## Begin Data to use
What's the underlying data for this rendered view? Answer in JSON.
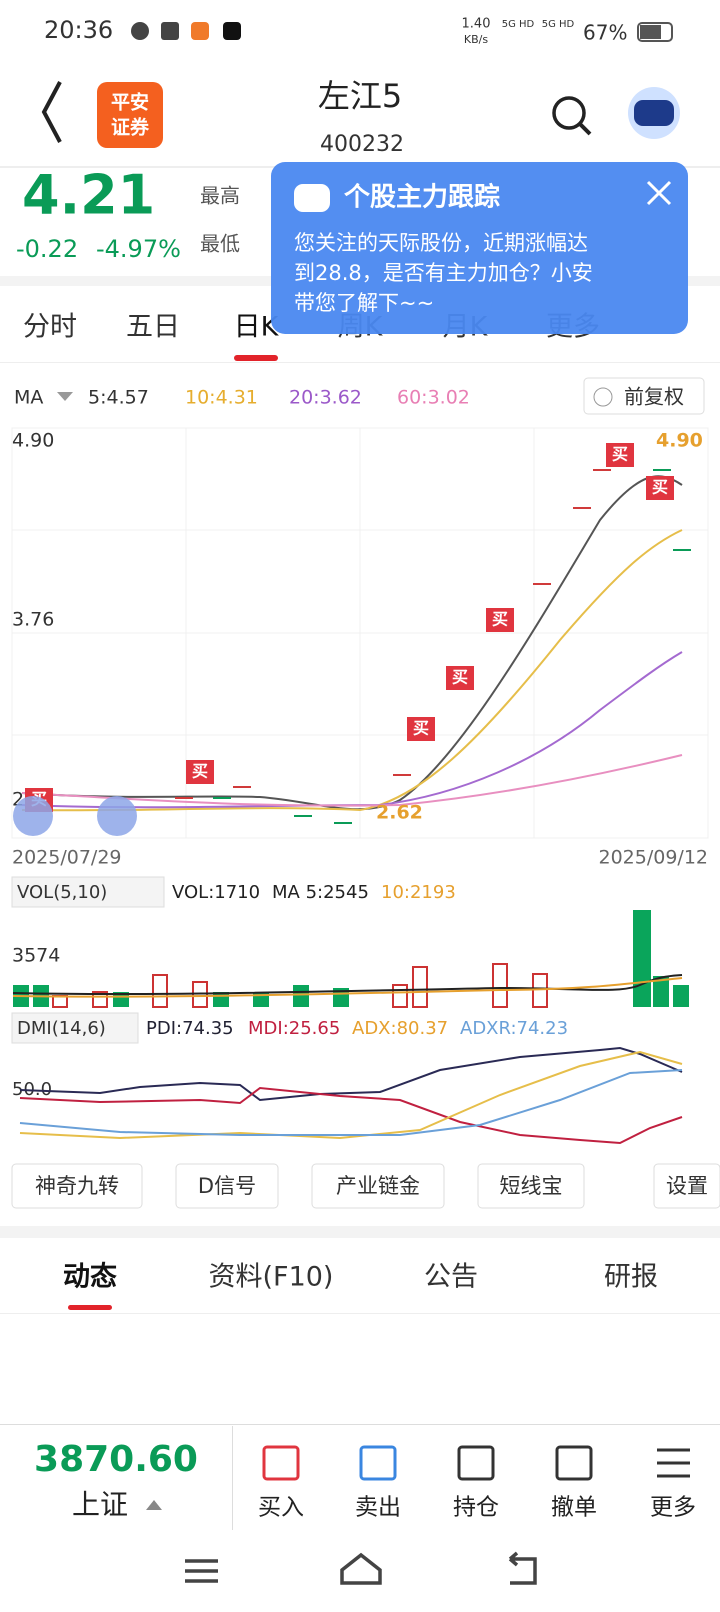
{
  "status_bar": {
    "time": "20:36",
    "speed": "1.40",
    "speed_unit": "KB/s",
    "net1": "5G HD",
    "net2": "5G HD",
    "battery": "67%"
  },
  "header": {
    "logo_line1": "平安",
    "logo_line2": "证券",
    "name": "左江5",
    "code": "400232"
  },
  "quote": {
    "price": "4.21",
    "change": "-0.22",
    "pct": "-4.97%",
    "high_label": "最高",
    "low_label": "最低"
  },
  "popup": {
    "title": "个股主力跟踪",
    "line1": "您关注的天际股份，近期涨幅达",
    "line2": "到28.8，是否有主力加仓？小安",
    "line3": "带您了解下~~"
  },
  "tabs": [
    "分时",
    "五日",
    "日K",
    "周K",
    "月K",
    "更多"
  ],
  "ma_row": {
    "label": "MA",
    "ma5": "5:4.57",
    "ma10": "10:4.31",
    "ma20": "20:3.62",
    "ma60": "60:3.02",
    "adjust": "前复权"
  },
  "kchart": {
    "y_high": "4.90",
    "y_mid": "3.76",
    "y_low": "2",
    "max_label": "4.90",
    "min_label": "2.62",
    "buy_marker": "买",
    "date_start": "2025/07/29",
    "date_end": "2025/09/12"
  },
  "vol": {
    "label": "VOL(5,10)",
    "vol": "VOL:1710",
    "ma5": "MA 5:2545",
    "ma10": "10:2193",
    "y_label": "3574"
  },
  "dmi": {
    "label": "DMI(14,6)",
    "pdi": "PDI:74.35",
    "mdi": "MDI:25.65",
    "adx": "ADX:80.37",
    "adxr": "ADXR:74.23",
    "y_label": "50.0"
  },
  "tools": [
    "神奇九转",
    "D信号",
    "产业链金",
    "短线宝",
    "设置"
  ],
  "info_tabs": [
    "动态",
    "资料(F10)",
    "公告",
    "研报"
  ],
  "bottom": {
    "index_value": "3870.60",
    "index_name": "上证",
    "actions": [
      "买入",
      "卖出",
      "持仓",
      "撤单",
      "更多"
    ]
  }
}
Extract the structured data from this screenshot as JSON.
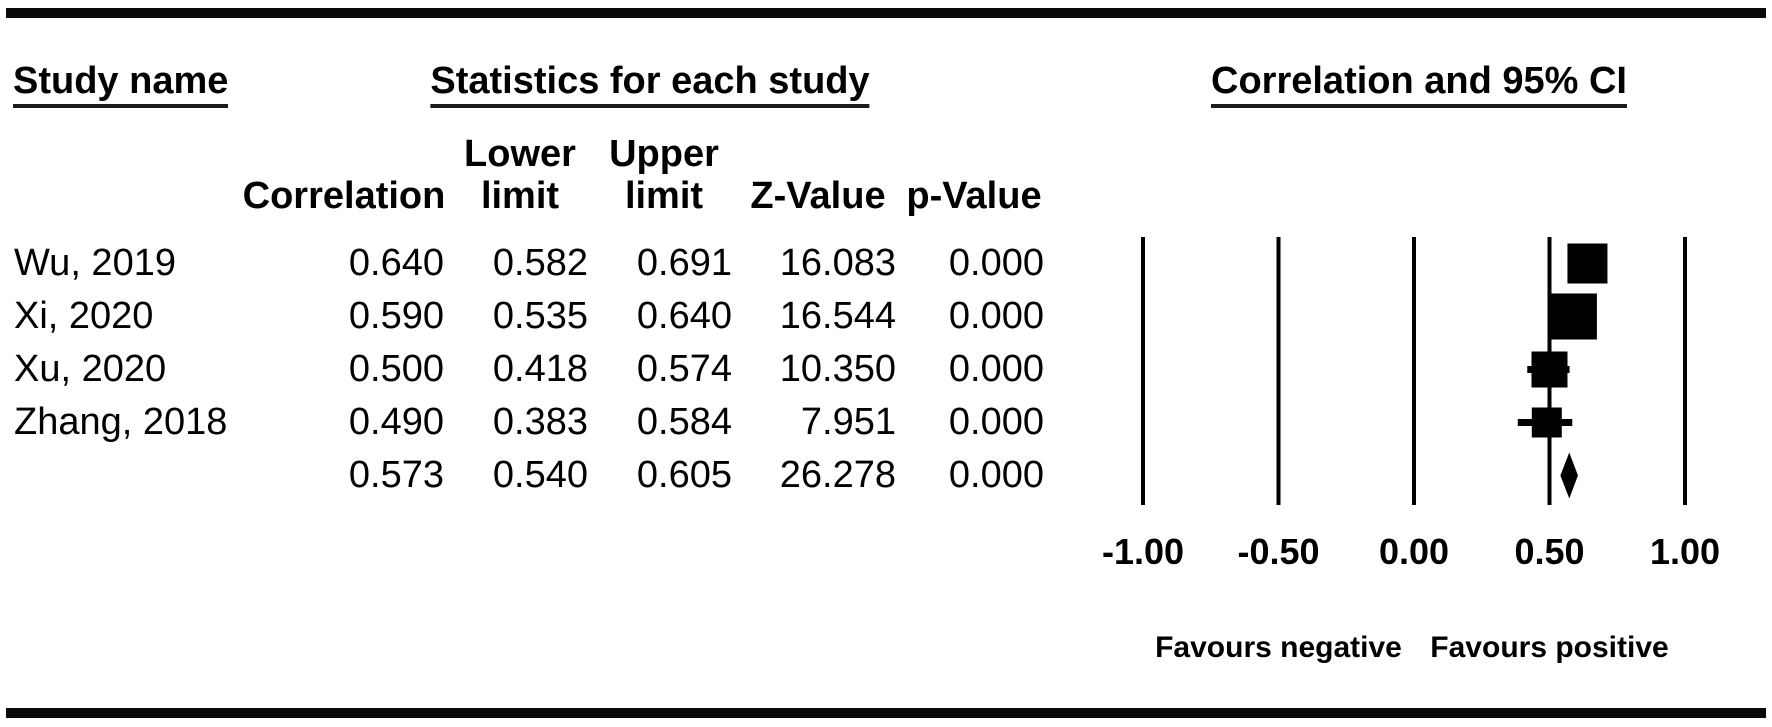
{
  "page": {
    "background": "#ffffff",
    "ink": "#000000"
  },
  "titles": {
    "study_name": "Study name",
    "statistics": "Statistics for each study",
    "correlation_ci": "Correlation and 95% CI"
  },
  "columns": {
    "correlation": "Correlation",
    "lower_line1": "Lower",
    "lower_line2": "limit",
    "upper_line1": "Upper",
    "upper_line2": "limit",
    "z_value": "Z-Value",
    "p_value": "p-Value"
  },
  "chart_data": {
    "type": "forest",
    "title": "Correlation and 95% CI",
    "effect_measure": "Correlation",
    "marker_color": "#000000",
    "x_axis": {
      "min": -1.0,
      "max": 1.0,
      "ticks": [
        {
          "value": -1.0,
          "label": "-1.00"
        },
        {
          "value": -0.5,
          "label": "-0.50"
        },
        {
          "value": 0.0,
          "label": "0.00"
        },
        {
          "value": 0.5,
          "label": "0.50"
        },
        {
          "value": 1.0,
          "label": "1.00"
        }
      ]
    },
    "footer_labels": {
      "negative": {
        "text": "Favours negative",
        "center_value": -0.5
      },
      "positive": {
        "text": "Favours positive",
        "center_value": 0.5
      }
    },
    "studies": [
      {
        "name": "Wu, 2019",
        "correlation": 0.64,
        "lower": 0.582,
        "upper": 0.691,
        "z": 16.083,
        "p": 0.0,
        "labels": {
          "correlation": "0.640",
          "lower": "0.582",
          "upper": "0.691",
          "z": "16.083",
          "p": "0.000"
        },
        "box_size": 40
      },
      {
        "name": "Xi, 2020",
        "correlation": 0.59,
        "lower": 0.535,
        "upper": 0.64,
        "z": 16.544,
        "p": 0.0,
        "labels": {
          "correlation": "0.590",
          "lower": "0.535",
          "upper": "0.640",
          "z": "16.544",
          "p": "0.000"
        },
        "box_size": 46
      },
      {
        "name": "Xu, 2020",
        "correlation": 0.5,
        "lower": 0.418,
        "upper": 0.574,
        "z": 10.35,
        "p": 0.0,
        "labels": {
          "correlation": "0.500",
          "lower": "0.418",
          "upper": "0.574",
          "z": "10.350",
          "p": "0.000"
        },
        "box_size": 36
      },
      {
        "name": "Zhang, 2018",
        "correlation": 0.49,
        "lower": 0.383,
        "upper": 0.584,
        "z": 7.951,
        "p": 0.0,
        "labels": {
          "correlation": "0.490",
          "lower": "0.383",
          "upper": "0.584",
          "z": "7.951",
          "p": "0.000"
        },
        "box_size": 30
      }
    ],
    "summary": {
      "name": "",
      "correlation": 0.573,
      "lower": 0.54,
      "upper": 0.605,
      "z": 26.278,
      "p": 0.0,
      "labels": {
        "correlation": "0.573",
        "lower": "0.540",
        "upper": "0.605",
        "z": "26.278",
        "p": "0.000"
      }
    }
  }
}
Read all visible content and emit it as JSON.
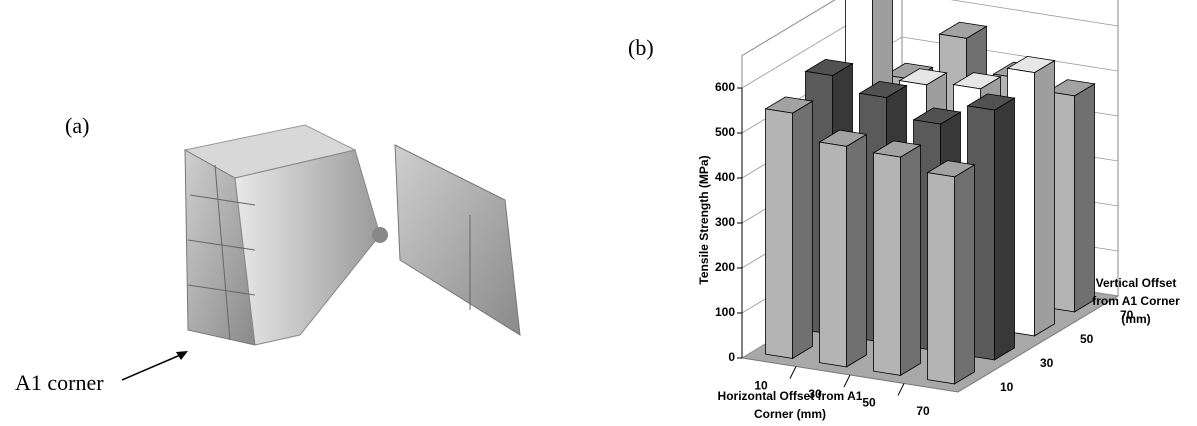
{
  "panel_a": {
    "label": "(a)",
    "annotation": "A1 corner"
  },
  "chart_data": {
    "type": "bar3d",
    "panel_label": "(b)",
    "y_label": "Tensile Strength (MPa)",
    "x_label": [
      "Horizontal Offset from A1",
      "Corner (mm)"
    ],
    "depth_label": [
      "Vertical Offset",
      "from A1 Corner",
      "(mm)"
    ],
    "categories": [
      10,
      30,
      50,
      70
    ],
    "depth_categories": [
      10,
      30,
      50,
      70
    ],
    "values": [
      [
        545,
        490,
        485,
        460
      ],
      [
        575,
        545,
        505,
        555
      ],
      [
        700,
        520,
        530,
        585
      ],
      [
        460,
        570,
        500,
        480
      ]
    ],
    "row_colors": [
      "#b4b4b4",
      "#5a5a5a",
      "#ffffff",
      "#b4b4b4"
    ],
    "ylim": [
      0,
      600
    ],
    "yticks": [
      0,
      100,
      200,
      300,
      400,
      500,
      600
    ],
    "grid": true
  }
}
## End Data to use
Instructions for the task
Pictures excluded, quote all the data above exactly.

Output below
What's the underlying data for this rendered view? Answer in JSON.
{
  "status_bar": {
    "time": "20:36",
    "speed": "1.40",
    "speed_unit": "KB/s",
    "net1": "5G HD",
    "net2": "5G HD",
    "battery": "67%"
  },
  "header": {
    "logo_line1": "平安",
    "logo_line2": "证券",
    "name": "左江5",
    "code": "400232"
  },
  "quote": {
    "price": "4.21",
    "change": "-0.22",
    "pct": "-4.97%",
    "high_label": "最高",
    "low_label": "最低"
  },
  "popup": {
    "title": "个股主力跟踪",
    "line1": "您关注的天际股份，近期涨幅达",
    "line2": "到28.8，是否有主力加仓？小安",
    "line3": "带您了解下~~"
  },
  "tabs": [
    "分时",
    "五日",
    "日K",
    "周K",
    "月K",
    "更多"
  ],
  "ma_row": {
    "label": "MA",
    "ma5": "5:4.57",
    "ma10": "10:4.31",
    "ma20": "20:3.62",
    "ma60": "60:3.02",
    "adjust": "前复权"
  },
  "kchart": {
    "y_high": "4.90",
    "y_mid": "3.76",
    "y_low": "2",
    "max_label": "4.90",
    "min_label": "2.62",
    "buy_marker": "买",
    "date_start": "2025/07/29",
    "date_end": "2025/09/12"
  },
  "vol": {
    "label": "VOL(5,10)",
    "vol": "VOL:1710",
    "ma5": "MA 5:2545",
    "ma10": "10:2193",
    "y_label": "3574"
  },
  "dmi": {
    "label": "DMI(14,6)",
    "pdi": "PDI:74.35",
    "mdi": "MDI:25.65",
    "adx": "ADX:80.37",
    "adxr": "ADXR:74.23",
    "y_label": "50.0"
  },
  "tools": [
    "神奇九转",
    "D信号",
    "产业链金",
    "短线宝",
    "设置"
  ],
  "info_tabs": [
    "动态",
    "资料(F10)",
    "公告",
    "研报"
  ],
  "bottom": {
    "index_value": "3870.60",
    "index_name": "上证",
    "actions": [
      "买入",
      "卖出",
      "持仓",
      "撤单",
      "更多"
    ]
  }
}
Extract the structured data from this screenshot as JSON.
{
  "page": {
    "background": "#ffffff",
    "ink": "#000000"
  },
  "titles": {
    "study_name": "Study name",
    "statistics": "Statistics for each study",
    "correlation_ci": "Correlation and 95% CI"
  },
  "columns": {
    "correlation": "Correlation",
    "lower_line1": "Lower",
    "lower_line2": "limit",
    "upper_line1": "Upper",
    "upper_line2": "limit",
    "z_value": "Z-Value",
    "p_value": "p-Value"
  },
  "chart_data": {
    "type": "forest",
    "title": "Correlation and 95% CI",
    "effect_measure": "Correlation",
    "marker_color": "#000000",
    "x_axis": {
      "min": -1.0,
      "max": 1.0,
      "ticks": [
        {
          "value": -1.0,
          "label": "-1.00"
        },
        {
          "value": -0.5,
          "label": "-0.50"
        },
        {
          "value": 0.0,
          "label": "0.00"
        },
        {
          "value": 0.5,
          "label": "0.50"
        },
        {
          "value": 1.0,
          "label": "1.00"
        }
      ]
    },
    "footer_labels": {
      "negative": {
        "text": "Favours negative",
        "center_value": -0.5
      },
      "positive": {
        "text": "Favours positive",
        "center_value": 0.5
      }
    },
    "studies": [
      {
        "name": "Wu, 2019",
        "correlation": 0.64,
        "lower": 0.582,
        "upper": 0.691,
        "z": 16.083,
        "p": 0.0,
        "labels": {
          "correlation": "0.640",
          "lower": "0.582",
          "upper": "0.691",
          "z": "16.083",
          "p": "0.000"
        },
        "box_size": 40
      },
      {
        "name": "Xi, 2020",
        "correlation": 0.59,
        "lower": 0.535,
        "upper": 0.64,
        "z": 16.544,
        "p": 0.0,
        "labels": {
          "correlation": "0.590",
          "lower": "0.535",
          "upper": "0.640",
          "z": "16.544",
          "p": "0.000"
        },
        "box_size": 46
      },
      {
        "name": "Xu, 2020",
        "correlation": 0.5,
        "lower": 0.418,
        "upper": 0.574,
        "z": 10.35,
        "p": 0.0,
        "labels": {
          "correlation": "0.500",
          "lower": "0.418",
          "upper": "0.574",
          "z": "10.350",
          "p": "0.000"
        },
        "box_size": 36
      },
      {
        "name": "Zhang, 2018",
        "correlation": 0.49,
        "lower": 0.383,
        "upper": 0.584,
        "z": 7.951,
        "p": 0.0,
        "labels": {
          "correlation": "0.490",
          "lower": "0.383",
          "upper": "0.584",
          "z": "7.951",
          "p": "0.000"
        },
        "box_size": 30
      }
    ],
    "summary": {
      "name": "",
      "correlation": 0.573,
      "lower": 0.54,
      "upper": 0.605,
      "z": 26.278,
      "p": 0.0,
      "labels": {
        "correlation": "0.573",
        "lower": "0.540",
        "upper": "0.605",
        "z": "26.278",
        "p": "0.000"
      }
    }
  }
}
Read all visible content and emit it as JSON.
{
  "panel_a": {
    "label": "(a)",
    "annotation": "A1 corner"
  },
  "chart_data": {
    "type": "bar3d",
    "panel_label": "(b)",
    "y_label": "Tensile Strength (MPa)",
    "x_label": [
      "Horizontal Offset from A1",
      "Corner (mm)"
    ],
    "depth_label": [
      "Vertical Offset",
      "from A1 Corner",
      "(mm)"
    ],
    "categories": [
      10,
      30,
      50,
      70
    ],
    "depth_categories": [
      10,
      30,
      50,
      70
    ],
    "values": [
      [
        545,
        490,
        485,
        460
      ],
      [
        575,
        545,
        505,
        555
      ],
      [
        700,
        520,
        530,
        585
      ],
      [
        460,
        570,
        500,
        480
      ]
    ],
    "row_colors": [
      "#b4b4b4",
      "#5a5a5a",
      "#ffffff",
      "#b4b4b4"
    ],
    "ylim": [
      0,
      600
    ],
    "yticks": [
      0,
      100,
      200,
      300,
      400,
      500,
      600
    ],
    "grid": true
  }
}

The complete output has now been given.